# Start of Data in this exercise
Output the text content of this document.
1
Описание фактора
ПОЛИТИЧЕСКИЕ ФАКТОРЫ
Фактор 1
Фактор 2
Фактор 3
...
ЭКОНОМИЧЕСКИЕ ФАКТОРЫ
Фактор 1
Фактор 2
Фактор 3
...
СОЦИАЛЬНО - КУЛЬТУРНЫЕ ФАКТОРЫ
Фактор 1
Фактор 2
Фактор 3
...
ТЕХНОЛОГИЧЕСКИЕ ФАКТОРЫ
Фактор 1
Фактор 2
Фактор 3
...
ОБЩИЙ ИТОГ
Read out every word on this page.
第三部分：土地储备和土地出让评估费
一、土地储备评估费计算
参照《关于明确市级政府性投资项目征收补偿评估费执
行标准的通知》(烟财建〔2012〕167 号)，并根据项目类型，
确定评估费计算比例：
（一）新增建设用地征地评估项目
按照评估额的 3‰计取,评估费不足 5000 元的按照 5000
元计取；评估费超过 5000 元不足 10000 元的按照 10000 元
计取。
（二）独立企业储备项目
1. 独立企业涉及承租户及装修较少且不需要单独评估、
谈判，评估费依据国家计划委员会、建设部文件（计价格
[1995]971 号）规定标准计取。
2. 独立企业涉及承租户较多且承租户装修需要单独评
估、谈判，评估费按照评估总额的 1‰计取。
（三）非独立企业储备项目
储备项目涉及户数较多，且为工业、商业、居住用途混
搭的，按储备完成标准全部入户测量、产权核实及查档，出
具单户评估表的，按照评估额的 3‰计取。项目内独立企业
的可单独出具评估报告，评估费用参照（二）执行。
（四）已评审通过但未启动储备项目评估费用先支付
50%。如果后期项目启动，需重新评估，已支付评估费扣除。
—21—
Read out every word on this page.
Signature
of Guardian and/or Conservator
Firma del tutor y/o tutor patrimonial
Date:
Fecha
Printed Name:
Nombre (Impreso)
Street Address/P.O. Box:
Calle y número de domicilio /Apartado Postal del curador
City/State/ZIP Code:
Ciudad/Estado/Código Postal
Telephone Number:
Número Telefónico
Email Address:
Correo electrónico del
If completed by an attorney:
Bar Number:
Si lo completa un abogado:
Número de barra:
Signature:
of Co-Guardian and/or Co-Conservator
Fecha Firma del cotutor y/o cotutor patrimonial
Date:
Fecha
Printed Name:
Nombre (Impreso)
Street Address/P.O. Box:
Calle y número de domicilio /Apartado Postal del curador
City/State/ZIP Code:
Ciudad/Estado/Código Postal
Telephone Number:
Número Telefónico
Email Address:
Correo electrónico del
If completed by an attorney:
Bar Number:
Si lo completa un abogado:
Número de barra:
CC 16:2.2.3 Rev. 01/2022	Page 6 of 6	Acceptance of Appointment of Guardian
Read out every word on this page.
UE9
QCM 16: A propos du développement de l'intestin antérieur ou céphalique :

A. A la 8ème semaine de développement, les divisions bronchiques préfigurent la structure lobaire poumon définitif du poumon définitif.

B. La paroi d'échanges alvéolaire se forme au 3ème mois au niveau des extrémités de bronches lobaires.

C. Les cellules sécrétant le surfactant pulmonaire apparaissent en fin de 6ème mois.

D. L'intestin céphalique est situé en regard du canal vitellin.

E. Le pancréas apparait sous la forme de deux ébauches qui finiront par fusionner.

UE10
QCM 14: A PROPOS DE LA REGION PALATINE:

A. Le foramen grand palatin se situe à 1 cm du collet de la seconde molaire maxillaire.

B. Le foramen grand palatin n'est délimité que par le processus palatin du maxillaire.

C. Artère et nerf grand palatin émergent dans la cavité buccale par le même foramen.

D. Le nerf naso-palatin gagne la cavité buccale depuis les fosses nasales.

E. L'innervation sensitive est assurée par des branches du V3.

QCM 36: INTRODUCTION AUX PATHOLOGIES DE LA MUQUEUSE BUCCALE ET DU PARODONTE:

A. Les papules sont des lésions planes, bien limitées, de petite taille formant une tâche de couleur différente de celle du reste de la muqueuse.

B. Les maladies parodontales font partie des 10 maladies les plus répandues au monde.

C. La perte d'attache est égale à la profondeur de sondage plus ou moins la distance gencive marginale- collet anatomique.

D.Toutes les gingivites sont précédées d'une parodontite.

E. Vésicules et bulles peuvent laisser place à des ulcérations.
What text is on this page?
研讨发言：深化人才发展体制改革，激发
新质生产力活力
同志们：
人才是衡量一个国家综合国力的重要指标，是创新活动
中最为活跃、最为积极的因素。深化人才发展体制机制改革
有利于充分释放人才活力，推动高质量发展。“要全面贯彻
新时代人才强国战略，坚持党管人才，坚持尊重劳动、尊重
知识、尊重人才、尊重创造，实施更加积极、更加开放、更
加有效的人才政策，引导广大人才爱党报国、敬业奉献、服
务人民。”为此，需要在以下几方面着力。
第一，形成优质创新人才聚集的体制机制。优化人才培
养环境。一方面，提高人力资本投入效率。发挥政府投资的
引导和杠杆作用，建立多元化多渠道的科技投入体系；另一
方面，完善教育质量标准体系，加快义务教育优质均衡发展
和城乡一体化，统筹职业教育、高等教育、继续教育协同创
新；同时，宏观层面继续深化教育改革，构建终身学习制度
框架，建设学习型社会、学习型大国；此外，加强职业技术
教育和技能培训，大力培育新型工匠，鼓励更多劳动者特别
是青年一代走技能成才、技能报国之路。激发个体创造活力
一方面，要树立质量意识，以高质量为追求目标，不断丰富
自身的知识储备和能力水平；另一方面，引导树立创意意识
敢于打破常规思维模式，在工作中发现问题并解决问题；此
# End of Data in this exercise
◆ **Exercise requirements**: Set down the listing above in full, please, exactly as it appears.

◆ **Exercise output**:
Output the text content of this document.
1
Описание фактора
ПОЛИТИЧЕСКИЕ ФАКТОРЫ
Фактор 1
Фактор 2
Фактор 3
...
ЭКОНОМИЧЕСКИЕ ФАКТОРЫ
Фактор 1
Фактор 2
Фактор 3
...
СОЦИАЛЬНО - КУЛЬТУРНЫЕ ФАКТОРЫ
Фактор 1
Фактор 2
Фактор 3
...
ТЕХНОЛОГИЧЕСКИЕ ФАКТОРЫ
Фактор 1
Фактор 2
Фактор 3
...
ОБЩИЙ ИТОГ
Read out every word on this page.
第三部分：土地储备和土地出让评估费
一、土地储备评估费计算
参照《关于明确市级政府性投资项目征收补偿评估费执
行标准的通知》(烟财建〔2012〕167 号)，并根据项目类型，
确定评估费计算比例：
（一）新增建设用地征地评估项目
按照评估额的 3‰计取,评估费不足 5000 元的按照 5000
元计取；评估费超过 5000 元不足 10000 元的按照 10000 元
计取。
（二）独立企业储备项目
1. 独立企业涉及承租户及装修较少且不需要单独评估、
谈判，评估费依据国家计划委员会、建设部文件（计价格
[1995]971 号）规定标准计取。
2. 独立企业涉及承租户较多且承租户装修需要单独评
估、谈判，评估费按照评估总额的 1‰计取。
（三）非独立企业储备项目
储备项目涉及户数较多，且为工业、商业、居住用途混
搭的，按储备完成标准全部入户测量、产权核实及查档，出
具单户评估表的，按照评估额的 3‰计取。项目内独立企业
的可单独出具评估报告，评估费用参照（二）执行。
（四）已评审通过但未启动储备项目评估费用先支付
50%。如果后期项目启动，需重新评估，已支付评估费扣除。
—21—
Read out every word on this page.
Signature
of Guardian and/or Conservator
Firma del tutor y/o tutor patrimonial
Date:
Fecha
Printed Name:
Nombre (Impreso)
Street Address/P.O. Box:
Calle y número de domicilio /Apartado Postal del curador
City/State/ZIP Code:
Ciudad/Estado/Código Postal
Telephone Number:
Número Telefónico
Email Address:
Correo electrónico del
If completed by an attorney:
Bar Number:
Si lo completa un abogado:
Número de barra:
Signature:
of Co-Guardian and/or Co-Conservator
Fecha Firma del cotutor y/o cotutor patrimonial
Date:
Fecha
Printed Name:
Nombre (Impreso)
Street Address/P.O. Box:
Calle y número de domicilio /Apartado Postal del curador
City/State/ZIP Code:
Ciudad/Estado/Código Postal
Telephone Number:
Número Telefónico
Email Address:
Correo electrónico del
If completed by an attorney:
Bar Number:
Si lo completa un abogado:
Número de barra:
CC 16:2.2.3 Rev. 01/2022	Page 6 of 6	Acceptance of Appointment of Guardian
Read out every word on this page.
UE9
QCM 16: A propos du développement de l'intestin antérieur ou céphalique :

A. A la 8ème semaine de développement, les divisions bronchiques préfigurent la structure lobaire poumon définitif du poumon définitif.

B. La paroi d'échanges alvéolaire se forme au 3ème mois au niveau des extrémités de bronches lobaires.

C. Les cellules sécrétant le surfactant pulmonaire apparaissent en fin de 6ème mois.

D. L'intestin céphalique est situé en regard du canal vitellin.

E. Le pancréas apparait sous la forme de deux ébauches qui finiront par fusionner.

UE10
QCM 14: A PROPOS DE LA REGION PALATINE:

A. Le foramen grand palatin se situe à 1 cm du collet de la seconde molaire maxillaire.

B. Le foramen grand palatin n'est délimité que par le processus palatin du maxillaire.

C. Artère et nerf grand palatin émergent dans la cavité buccale par le même foramen.

D. Le nerf naso-palatin gagne la cavité buccale depuis les fosses nasales.

E. L'innervation sensitive est assurée par des branches du V3.

QCM 36: INTRODUCTION AUX PATHOLOGIES DE LA MUQUEUSE BUCCALE ET DU PARODONTE:

A. Les papules sont des lésions planes, bien limitées, de petite taille formant une tâche de couleur différente de celle du reste de la muqueuse.

B. Les maladies parodontales font partie des 10 maladies les plus répandues au monde.

C. La perte d'attache est égale à la profondeur de sondage plus ou moins la distance gencive marginale- collet anatomique.

D.Toutes les gingivites sont précédées d'une parodontite.

E. Vésicules et bulles peuvent laisser place à des ulcérations.
What text is on this page?
研讨发言：深化人才发展体制改革，激发
新质生产力活力
同志们：
人才是衡量一个国家综合国力的重要指标，是创新活动
中最为活跃、最为积极的因素。深化人才发展体制机制改革
有利于充分释放人才活力，推动高质量发展。“要全面贯彻
新时代人才强国战略，坚持党管人才，坚持尊重劳动、尊重
知识、尊重人才、尊重创造，实施更加积极、更加开放、更
加有效的人才政策，引导广大人才爱党报国、敬业奉献、服
务人民。”为此，需要在以下几方面着力。
第一，形成优质创新人才聚集的体制机制。优化人才培
养环境。一方面，提高人力资本投入效率。发挥政府投资的
引导和杠杆作用，建立多元化多渠道的科技投入体系；另一
方面，完善教育质量标准体系，加快义务教育优质均衡发展
和城乡一体化，统筹职业教育、高等教育、继续教育协同创
新；同时，宏观层面继续深化教育改革，构建终身学习制度
框架，建设学习型社会、学习型大国；此外，加强职业技术
教育和技能培训，大力培育新型工匠，鼓励更多劳动者特别
是青年一代走技能成才、技能报国之路。激发个体创造活力
一方面，要树立质量意识，以高质量为追求目标，不断丰富
自身的知识储备和能力水平；另一方面，引导树立创意意识
敢于打破常规思维模式，在工作中发现问题并解决问题；此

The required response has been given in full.